Task description: The data must be returned in full and exactly as given.

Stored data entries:
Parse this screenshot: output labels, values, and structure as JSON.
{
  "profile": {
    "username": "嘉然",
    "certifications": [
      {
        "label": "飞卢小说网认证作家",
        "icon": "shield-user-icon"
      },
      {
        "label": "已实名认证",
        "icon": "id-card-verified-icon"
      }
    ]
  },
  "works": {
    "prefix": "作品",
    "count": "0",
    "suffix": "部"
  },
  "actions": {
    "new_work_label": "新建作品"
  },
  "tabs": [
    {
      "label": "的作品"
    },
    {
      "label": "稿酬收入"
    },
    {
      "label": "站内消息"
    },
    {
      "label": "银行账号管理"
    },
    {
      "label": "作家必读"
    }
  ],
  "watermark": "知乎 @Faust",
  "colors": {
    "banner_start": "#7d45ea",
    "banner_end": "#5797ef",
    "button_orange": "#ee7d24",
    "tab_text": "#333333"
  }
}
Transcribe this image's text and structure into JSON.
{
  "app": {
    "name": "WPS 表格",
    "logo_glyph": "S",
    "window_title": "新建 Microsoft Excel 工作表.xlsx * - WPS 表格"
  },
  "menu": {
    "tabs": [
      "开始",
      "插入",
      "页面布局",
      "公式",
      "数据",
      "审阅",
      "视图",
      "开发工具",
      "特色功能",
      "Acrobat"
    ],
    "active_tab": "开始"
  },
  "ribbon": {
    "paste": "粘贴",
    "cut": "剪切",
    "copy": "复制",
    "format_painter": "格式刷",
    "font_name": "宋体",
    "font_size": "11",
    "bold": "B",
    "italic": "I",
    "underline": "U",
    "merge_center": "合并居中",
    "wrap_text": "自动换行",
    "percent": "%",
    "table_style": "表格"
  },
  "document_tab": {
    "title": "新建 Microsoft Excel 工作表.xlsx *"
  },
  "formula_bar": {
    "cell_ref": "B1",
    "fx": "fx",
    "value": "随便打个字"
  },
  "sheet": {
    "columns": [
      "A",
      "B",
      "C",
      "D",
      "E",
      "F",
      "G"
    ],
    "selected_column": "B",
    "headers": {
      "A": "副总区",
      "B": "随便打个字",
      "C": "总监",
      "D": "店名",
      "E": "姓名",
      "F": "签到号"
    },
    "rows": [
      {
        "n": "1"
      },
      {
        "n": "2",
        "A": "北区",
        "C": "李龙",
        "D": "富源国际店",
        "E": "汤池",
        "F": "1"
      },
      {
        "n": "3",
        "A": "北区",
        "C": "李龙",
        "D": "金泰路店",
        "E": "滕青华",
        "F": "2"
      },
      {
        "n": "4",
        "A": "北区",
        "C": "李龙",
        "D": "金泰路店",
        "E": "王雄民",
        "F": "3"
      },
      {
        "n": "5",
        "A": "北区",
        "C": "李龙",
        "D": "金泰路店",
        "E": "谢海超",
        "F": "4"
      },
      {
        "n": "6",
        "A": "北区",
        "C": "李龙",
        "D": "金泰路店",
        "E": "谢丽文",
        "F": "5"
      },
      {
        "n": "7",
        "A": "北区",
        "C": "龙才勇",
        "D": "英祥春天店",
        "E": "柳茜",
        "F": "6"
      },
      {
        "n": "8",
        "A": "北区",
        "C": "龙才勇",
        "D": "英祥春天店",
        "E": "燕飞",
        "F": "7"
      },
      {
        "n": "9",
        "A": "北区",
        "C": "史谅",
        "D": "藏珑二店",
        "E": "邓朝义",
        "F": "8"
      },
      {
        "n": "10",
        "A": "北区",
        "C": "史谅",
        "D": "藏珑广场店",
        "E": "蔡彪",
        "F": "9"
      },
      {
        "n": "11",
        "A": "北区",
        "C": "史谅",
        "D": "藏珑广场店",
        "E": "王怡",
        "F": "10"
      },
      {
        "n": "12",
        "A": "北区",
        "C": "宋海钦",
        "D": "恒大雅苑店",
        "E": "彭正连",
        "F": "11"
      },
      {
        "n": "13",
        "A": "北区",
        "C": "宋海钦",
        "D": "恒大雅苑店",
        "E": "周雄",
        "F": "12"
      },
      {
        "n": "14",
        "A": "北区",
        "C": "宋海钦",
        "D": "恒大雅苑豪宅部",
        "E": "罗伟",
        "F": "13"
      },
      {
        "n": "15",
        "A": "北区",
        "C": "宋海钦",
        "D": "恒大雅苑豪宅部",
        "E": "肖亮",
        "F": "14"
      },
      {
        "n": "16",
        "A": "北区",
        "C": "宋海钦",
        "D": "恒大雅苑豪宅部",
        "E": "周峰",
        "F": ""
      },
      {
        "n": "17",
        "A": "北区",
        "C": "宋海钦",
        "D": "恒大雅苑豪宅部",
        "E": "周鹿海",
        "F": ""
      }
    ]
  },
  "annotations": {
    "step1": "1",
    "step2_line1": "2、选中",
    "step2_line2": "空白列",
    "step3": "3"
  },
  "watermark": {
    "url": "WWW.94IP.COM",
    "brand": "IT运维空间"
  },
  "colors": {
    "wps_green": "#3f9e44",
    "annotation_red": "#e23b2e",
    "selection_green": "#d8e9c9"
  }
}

Solution for this task:
Parse this screenshot: output labels, values, and structure as JSON.
{
  "profile": {
    "username": "嘉然",
    "certifications": [
      {
        "label": "飞卢小说网认证作家",
        "icon": "shield-user-icon"
      },
      {
        "label": "已实名认证",
        "icon": "id-card-verified-icon"
      }
    ]
  },
  "works": {
    "prefix": "作品",
    "count": "0",
    "suffix": "部"
  },
  "actions": {
    "new_work_label": "新建作品"
  },
  "tabs": [
    {
      "label": "的作品"
    },
    {
      "label": "稿酬收入"
    },
    {
      "label": "站内消息"
    },
    {
      "label": "银行账号管理"
    },
    {
      "label": "作家必读"
    }
  ],
  "watermark": "知乎 @Faust",
  "colors": {
    "banner_start": "#7d45ea",
    "banner_end": "#5797ef",
    "button_orange": "#ee7d24",
    "tab_text": "#333333"
  }
}
Transcribe this image's text and structure into JSON.
{
  "app": {
    "name": "WPS 表格",
    "logo_glyph": "S",
    "window_title": "新建 Microsoft Excel 工作表.xlsx * - WPS 表格"
  },
  "menu": {
    "tabs": [
      "开始",
      "插入",
      "页面布局",
      "公式",
      "数据",
      "审阅",
      "视图",
      "开发工具",
      "特色功能",
      "Acrobat"
    ],
    "active_tab": "开始"
  },
  "ribbon": {
    "paste": "粘贴",
    "cut": "剪切",
    "copy": "复制",
    "format_painter": "格式刷",
    "font_name": "宋体",
    "font_size": "11",
    "bold": "B",
    "italic": "I",
    "underline": "U",
    "merge_center": "合并居中",
    "wrap_text": "自动换行",
    "percent": "%",
    "table_style": "表格"
  },
  "document_tab": {
    "title": "新建 Microsoft Excel 工作表.xlsx *"
  },
  "formula_bar": {
    "cell_ref": "B1",
    "fx": "fx",
    "value": "随便打个字"
  },
  "sheet": {
    "columns": [
      "A",
      "B",
      "C",
      "D",
      "E",
      "F",
      "G"
    ],
    "selected_column": "B",
    "headers": {
      "A": "副总区",
      "B": "随便打个字",
      "C": "总监",
      "D": "店名",
      "E": "姓名",
      "F": "签到号"
    },
    "rows": [
      {
        "n": "1"
      },
      {
        "n": "2",
        "A": "北区",
        "C": "李龙",
        "D": "富源国际店",
        "E": "汤池",
        "F": "1"
      },
      {
        "n": "3",
        "A": "北区",
        "C": "李龙",
        "D": "金泰路店",
        "E": "滕青华",
        "F": "2"
      },
      {
        "n": "4",
        "A": "北区",
        "C": "李龙",
        "D": "金泰路店",
        "E": "王雄民",
        "F": "3"
      },
      {
        "n": "5",
        "A": "北区",
        "C": "李龙",
        "D": "金泰路店",
        "E": "谢海超",
        "F": "4"
      },
      {
        "n": "6",
        "A": "北区",
        "C": "李龙",
        "D": "金泰路店",
        "E": "谢丽文",
        "F": "5"
      },
      {
        "n": "7",
        "A": "北区",
        "C": "龙才勇",
        "D": "英祥春天店",
        "E": "柳茜",
        "F": "6"
      },
      {
        "n": "8",
        "A": "北区",
        "C": "龙才勇",
        "D": "英祥春天店",
        "E": "燕飞",
        "F": "7"
      },
      {
        "n": "9",
        "A": "北区",
        "C": "史谅",
        "D": "藏珑二店",
        "E": "邓朝义",
        "F": "8"
      },
      {
        "n": "10",
        "A": "北区",
        "C": "史谅",
        "D": "藏珑广场店",
        "E": "蔡彪",
        "F": "9"
      },
      {
        "n": "11",
        "A": "北区",
        "C": "史谅",
        "D": "藏珑广场店",
        "E": "王怡",
        "F": "10"
      },
      {
        "n": "12",
        "A": "北区",
        "C": "宋海钦",
        "D": "恒大雅苑店",
        "E": "彭正连",
        "F": "11"
      },
      {
        "n": "13",
        "A": "北区",
        "C": "宋海钦",
        "D": "恒大雅苑店",
        "E": "周雄",
        "F": "12"
      },
      {
        "n": "14",
        "A": "北区",
        "C": "宋海钦",
        "D": "恒大雅苑豪宅部",
        "E": "罗伟",
        "F": "13"
      },
      {
        "n": "15",
        "A": "北区",
        "C": "宋海钦",
        "D": "恒大雅苑豪宅部",
        "E": "肖亮",
        "F": "14"
      },
      {
        "n": "16",
        "A": "北区",
        "C": "宋海钦",
        "D": "恒大雅苑豪宅部",
        "E": "周峰",
        "F": ""
      },
      {
        "n": "17",
        "A": "北区",
        "C": "宋海钦",
        "D": "恒大雅苑豪宅部",
        "E": "周鹿海",
        "F": ""
      }
    ]
  },
  "annotations": {
    "step1": "1",
    "step2_line1": "2、选中",
    "step2_line2": "空白列",
    "step3": "3"
  },
  "watermark": {
    "url": "WWW.94IP.COM",
    "brand": "IT运维空间"
  },
  "colors": {
    "wps_green": "#3f9e44",
    "annotation_red": "#e23b2e",
    "selection_green": "#d8e9c9"
  }
}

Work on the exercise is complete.